* **DO THIS**
Which of the rows below contain the string "section"? Copy each of those rows in full, and treat uppercase and lowercase letters as different.

—————

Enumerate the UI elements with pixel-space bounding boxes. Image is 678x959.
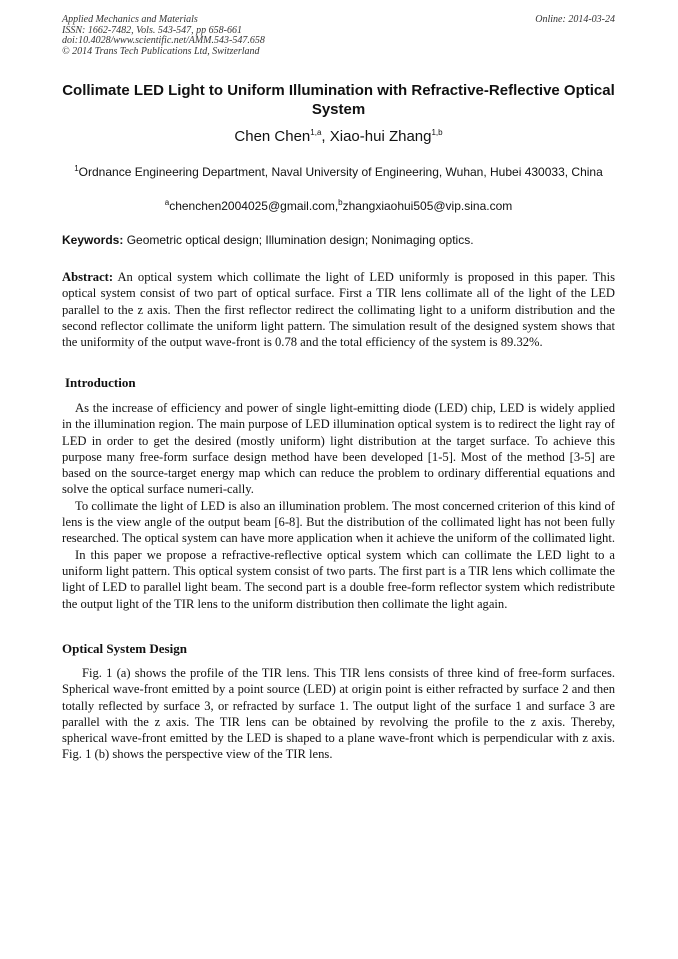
paper-title: Collimate LED Light to Uniform Illumination with Refractive-Reflective Optical System [62,82,615,118]
email-superscript: b [338,198,343,207]
keywords-text: Geometric optical design; Illumination design; Nonimaging optics. [123,233,474,247]
online-date: Online: 2014-03-24 [535,14,615,25]
abstract-label: Abstract: [62,270,114,284]
email-address[interactable]: chenchen2004025@gmail.com [169,199,335,213]
email-superscript: a [164,198,170,207]
issn-line: ISSN: 1662-7482, Vols. 543-547, pp 658-661 [62,24,242,36]
paragraph: In this paper we propose a refractive-reflective optical system which can collimate the LED light to a uniform light pattern. This optical system consist of two parts. The first part is a TIR lens which collimate the light of LED to parallel light beam. The second part is a double free-form reflector system which redistribute the output light of the TIR lens to the uniform distribution then collimate the light again. [62,547,615,611]
optical-system-design-section [62,665,615,763]
keywords [62,233,615,247]
author-line [62,128,615,145]
affiliation [62,161,615,180]
author-name: Chen Chen [234,128,311,145]
copyright-line: © 2014 Trans Tech Publications Ltd, Switzerland [62,45,260,57]
paragraph: Fig. 1 (a) shows the profile of the TIR lens. This TIR lens consists of three kind of free-form surfaces. Spherical wave-front emitted by a point source (LED) at origin point is either refracted by surface 2 and then totally reflected by surface 3, or refracted by surface 1. The output light of the surface 1 and surface 3 are parallel with the z axis. The TIR lens can be obtained by revolving the profile to the z axis. Thereby, spherical wave-front emitted by the LED is shaped to a plane wave-front which is perpendicular with z axis. Fig. 1 (b) shows the perspective view of the TIR lens. [62,666,615,762]
author-superscript: 1,a [310,128,322,137]
email-separator: , [334,199,339,213]
abstract-text: An optical system which collimate the light of LED uniformly is proposed in this paper. This optical system consist of two part of optical surface. First a TIR lens collimate all of the light of the LED parallel to the z axis. Then the first reflector redirect the collimating light to a uniform distribution and the second reflector collimate the uniform light pattern. The simulation result of the designed system shows that the uniformity of the output wave-front is 0.78 and the total efficiency of the system is 89.32%. [62,270,615,350]
journal-name: Applied Mechanics and Materials [62,14,198,25]
section-heading-optical-system-design: Optical System Design [62,641,187,656]
section-heading-introduction: Introduction [65,375,136,390]
email-line [62,198,615,213]
journal-header [62,15,615,57]
affiliation-text: Ordnance Engineering Department, Naval University of Engineering, Wuhan, Hubei 430033, China [78,165,603,179]
email-address[interactable]: zhangxiaohui505@vip.sina.com [342,199,513,213]
author-separator: , [321,128,330,145]
paragraph: As the increase of efficiency and power of single light-emitting diode (LED) chip, LED is widely applied in the illumination region. The main purpose of LED illumination optical system is to redirect the light ray of LED in order to get the desired (mostly uniform) light distribution at the target surface. To achieve this purpose many free-form surface design method have been developed [1-5]. Most of the method [3-5] are based on the source-target energy map which can reduce the problem to ordinary differential equations and solve the optical surface numeri-cally. [62,401,615,497]
abstract [62,269,615,350]
affiliation-superscript: 1 [74,164,79,173]
doi-line: doi:10.4028/www.scientific.net/AMM.543-547.658 [62,35,265,46]
paragraph: To collimate the light of LED is also an illumination problem. The most concerned criterion of this kind of lens is the view angle of the output beam [6-8]. But the distribution of the collimated light has not been fully researched. The optical system can have more application when it achieve the uniform of the collimated light. [62,498,615,546]
author-name: Xiao-hui Zhang [329,128,432,145]
keywords-label: Keywords: [62,233,124,247]
author-superscript: 1,b [431,128,443,137]
introduction-section [62,400,615,612]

—————

* **FINISHED EXERCISE**
optical-system-design-section [62,665,615,763]
section-heading-optical-system-design: Optical System Design [62,641,187,656]
section-heading-introduction: Introduction [65,375,136,390]
introduction-section [62,400,615,612]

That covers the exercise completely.